> [Records for this exercise]:
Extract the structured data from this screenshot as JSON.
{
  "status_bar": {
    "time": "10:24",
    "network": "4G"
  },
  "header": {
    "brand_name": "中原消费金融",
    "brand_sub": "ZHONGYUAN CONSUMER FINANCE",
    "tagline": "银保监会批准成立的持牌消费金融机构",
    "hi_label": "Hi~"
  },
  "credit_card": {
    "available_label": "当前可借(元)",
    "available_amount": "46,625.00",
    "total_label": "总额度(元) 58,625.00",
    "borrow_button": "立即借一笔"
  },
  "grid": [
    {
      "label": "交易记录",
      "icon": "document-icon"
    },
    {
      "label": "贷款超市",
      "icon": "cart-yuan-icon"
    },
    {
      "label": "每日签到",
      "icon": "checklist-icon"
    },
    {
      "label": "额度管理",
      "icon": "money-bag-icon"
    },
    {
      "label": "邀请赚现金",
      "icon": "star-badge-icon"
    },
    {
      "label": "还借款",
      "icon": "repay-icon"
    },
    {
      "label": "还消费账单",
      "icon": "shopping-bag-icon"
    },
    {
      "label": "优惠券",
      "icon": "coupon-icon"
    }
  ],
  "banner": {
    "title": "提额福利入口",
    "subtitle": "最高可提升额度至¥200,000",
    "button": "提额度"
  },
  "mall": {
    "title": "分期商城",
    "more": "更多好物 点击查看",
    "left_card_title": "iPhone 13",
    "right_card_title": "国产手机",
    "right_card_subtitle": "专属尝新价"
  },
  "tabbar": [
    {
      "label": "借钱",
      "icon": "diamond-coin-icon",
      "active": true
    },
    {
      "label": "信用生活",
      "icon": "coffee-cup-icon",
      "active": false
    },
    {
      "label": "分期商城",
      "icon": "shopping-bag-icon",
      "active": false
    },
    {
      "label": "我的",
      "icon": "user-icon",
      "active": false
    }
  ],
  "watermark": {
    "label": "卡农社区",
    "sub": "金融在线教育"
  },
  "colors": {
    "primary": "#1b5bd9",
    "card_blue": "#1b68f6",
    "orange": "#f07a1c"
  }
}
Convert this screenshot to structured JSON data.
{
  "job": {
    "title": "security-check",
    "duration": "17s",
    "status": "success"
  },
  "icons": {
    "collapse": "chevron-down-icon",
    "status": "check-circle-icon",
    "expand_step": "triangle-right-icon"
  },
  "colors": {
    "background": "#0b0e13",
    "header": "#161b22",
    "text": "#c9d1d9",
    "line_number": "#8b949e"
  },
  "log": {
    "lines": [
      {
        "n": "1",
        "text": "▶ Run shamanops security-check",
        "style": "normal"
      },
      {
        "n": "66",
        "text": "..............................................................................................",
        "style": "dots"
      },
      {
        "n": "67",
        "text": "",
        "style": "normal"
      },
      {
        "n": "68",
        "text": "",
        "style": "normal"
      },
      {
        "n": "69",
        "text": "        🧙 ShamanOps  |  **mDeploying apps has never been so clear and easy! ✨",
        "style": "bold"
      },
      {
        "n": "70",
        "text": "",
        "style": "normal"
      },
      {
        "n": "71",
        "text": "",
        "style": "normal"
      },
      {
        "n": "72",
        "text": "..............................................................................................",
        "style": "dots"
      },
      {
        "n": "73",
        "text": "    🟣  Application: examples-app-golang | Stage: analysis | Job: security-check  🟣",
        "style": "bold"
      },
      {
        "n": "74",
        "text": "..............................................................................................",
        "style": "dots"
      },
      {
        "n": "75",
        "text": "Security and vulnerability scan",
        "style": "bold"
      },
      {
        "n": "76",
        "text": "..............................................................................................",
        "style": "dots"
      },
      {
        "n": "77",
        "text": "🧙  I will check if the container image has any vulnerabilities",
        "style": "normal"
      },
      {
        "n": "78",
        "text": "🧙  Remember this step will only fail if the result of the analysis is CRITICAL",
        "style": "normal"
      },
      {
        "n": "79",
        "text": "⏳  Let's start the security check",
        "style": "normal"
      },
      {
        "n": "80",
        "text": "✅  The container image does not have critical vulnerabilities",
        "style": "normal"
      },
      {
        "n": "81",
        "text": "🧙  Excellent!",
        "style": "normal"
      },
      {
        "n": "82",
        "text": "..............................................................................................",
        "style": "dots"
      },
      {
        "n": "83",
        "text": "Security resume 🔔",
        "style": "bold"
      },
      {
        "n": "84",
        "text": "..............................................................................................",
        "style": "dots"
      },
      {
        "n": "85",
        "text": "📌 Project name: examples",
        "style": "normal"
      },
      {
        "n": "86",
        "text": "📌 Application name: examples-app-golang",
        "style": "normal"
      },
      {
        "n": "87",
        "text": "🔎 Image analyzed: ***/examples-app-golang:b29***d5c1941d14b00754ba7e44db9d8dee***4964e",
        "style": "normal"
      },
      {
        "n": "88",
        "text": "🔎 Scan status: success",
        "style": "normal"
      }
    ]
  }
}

> [Task directions]:
Pick out every line with the string "structured" and copy it.

> [Task response]:
Extract the structured data from this screenshot as JSON.
Convert this screenshot to structured JSON data.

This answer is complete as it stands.